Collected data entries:
::::
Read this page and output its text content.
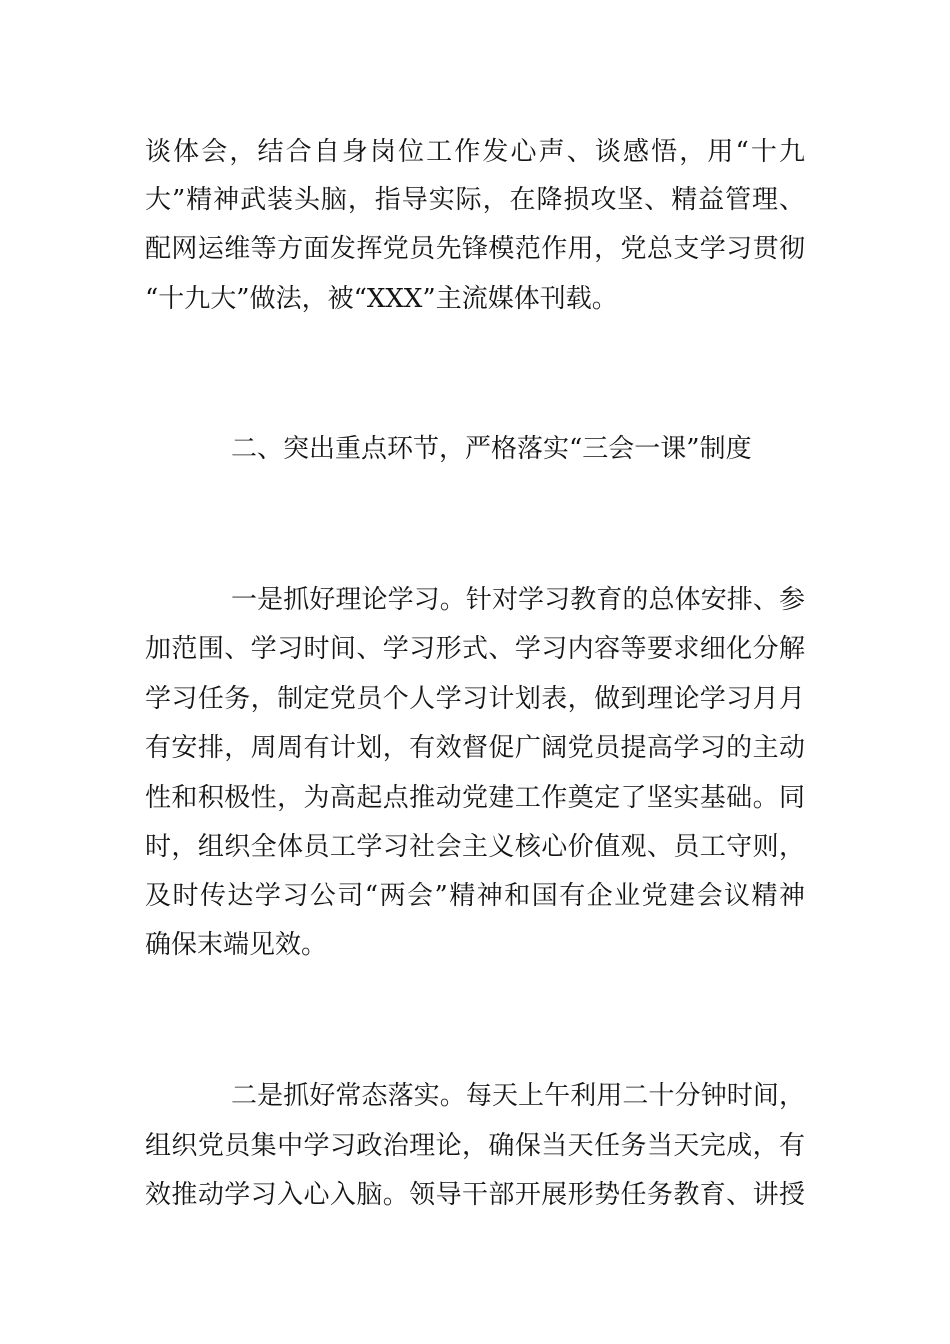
谈体会，结合自身岗位工作发心声、谈感悟，用“十九
大”精神武装头脑，指导实际，在降损攻坚、精益管理、
配网运维等方面发挥党员先锋模范作用，党总支学习贯彻
“十九大”做法，被“XXX”主流媒体刊载。
二、突出重点环节，严格落实“三会一课”制度
一是抓好理论学习。针对学习教育的总体安排、参
加范围、学习时间、学习形式、学习内容等要求细化分解
学习任务，制定党员个人学习计划表，做到理论学习月月
有安排，周周有计划，有效督促广阔党员提高学习的主动
性和积极性，为高起点推动党建工作奠定了坚实基础。同
时，组织全体员工学习社会主义核心价值观、员工守则，
及时传达学习公司“两会”精神和国有企业党建会议精神
确保末端见效。
二是抓好常态落实。每天上午利用二十分钟时间，
组织党员集中学习政治理论，确保当天任务当天完成，有
效推动学习入心入脑。领导干部开展形势任务教育、讲授
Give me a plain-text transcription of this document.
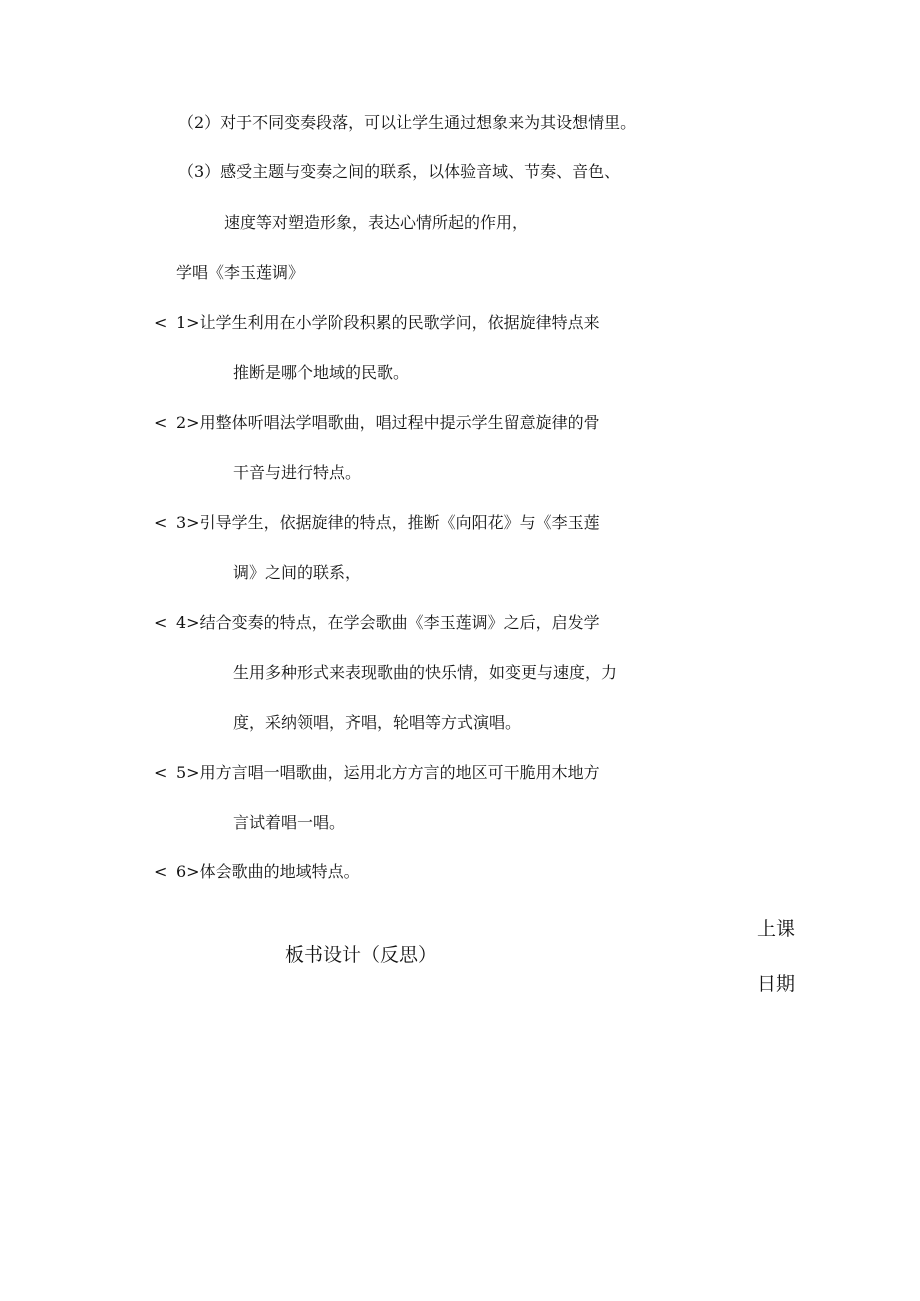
（2）对于不同变奏段落，可以让学生通过想象来为其设想情里。
（3）感受主题与变奏之间的联系，以体验音域、节奏、音色、
速度等对塑造形象，表达心情所起的作用，
学唱《李玉莲调》
< 1>让学生利用在小学阶段积累的民歌学问，依据旋律特点来
推断是哪个地域的民歌。
< 2>用整体听唱法学唱歌曲，唱过程中提示学生留意旋律的骨
干音与进行特点。
< 3>引导学生，依据旋律的特点，推断《向阳花》与《李玉莲
调》之间的联系，
< 4>结合变奏的特点，在学会歌曲《李玉莲调》之后，启发学
生用多种形式来表现歌曲的快乐情，如变更与速度，力
度，采纳领唱，齐唱，轮唱等方式演唱。
< 5>用方言唱一唱歌曲，运用北方方言的地区可干脆用木地方
言试着唱一唱。
< 6>体会歌曲的地域特点。
板书设计（反思）
上课
日期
::::
## Task goal
Copy the whole listing above word for word but do not carry over the pictures.

## Final result
Read this page and output its text content.
谈体会，结合自身岗位工作发心声、谈感悟，用“十九
大”精神武装头脑，指导实际，在降损攻坚、精益管理、
配网运维等方面发挥党员先锋模范作用，党总支学习贯彻
“十九大”做法，被“XXX”主流媒体刊载。
二、突出重点环节，严格落实“三会一课”制度
一是抓好理论学习。针对学习教育的总体安排、参
加范围、学习时间、学习形式、学习内容等要求细化分解
学习任务，制定党员个人学习计划表，做到理论学习月月
有安排，周周有计划，有效督促广阔党员提高学习的主动
性和积极性，为高起点推动党建工作奠定了坚实基础。同
时，组织全体员工学习社会主义核心价值观、员工守则，
及时传达学习公司“两会”精神和国有企业党建会议精神
确保末端见效。
二是抓好常态落实。每天上午利用二十分钟时间，
组织党员集中学习政治理论，确保当天任务当天完成，有
效推动学习入心入脑。领导干部开展形势任务教育、讲授
Give me a plain-text transcription of this document.
（2）对于不同变奏段落，可以让学生通过想象来为其设想情里。
（3）感受主题与变奏之间的联系，以体验音域、节奏、音色、
速度等对塑造形象，表达心情所起的作用，
学唱《李玉莲调》
< 1>让学生利用在小学阶段积累的民歌学问，依据旋律特点来
推断是哪个地域的民歌。
< 2>用整体听唱法学唱歌曲，唱过程中提示学生留意旋律的骨
干音与进行特点。
< 3>引导学生，依据旋律的特点，推断《向阳花》与《李玉莲
调》之间的联系，
< 4>结合变奏的特点，在学会歌曲《李玉莲调》之后，启发学
生用多种形式来表现歌曲的快乐情，如变更与速度，力
度，采纳领唱，齐唱，轮唱等方式演唱。
< 5>用方言唱一唱歌曲，运用北方方言的地区可干脆用木地方
言试着唱一唱。
< 6>体会歌曲的地域特点。
板书设计（反思）
上课
日期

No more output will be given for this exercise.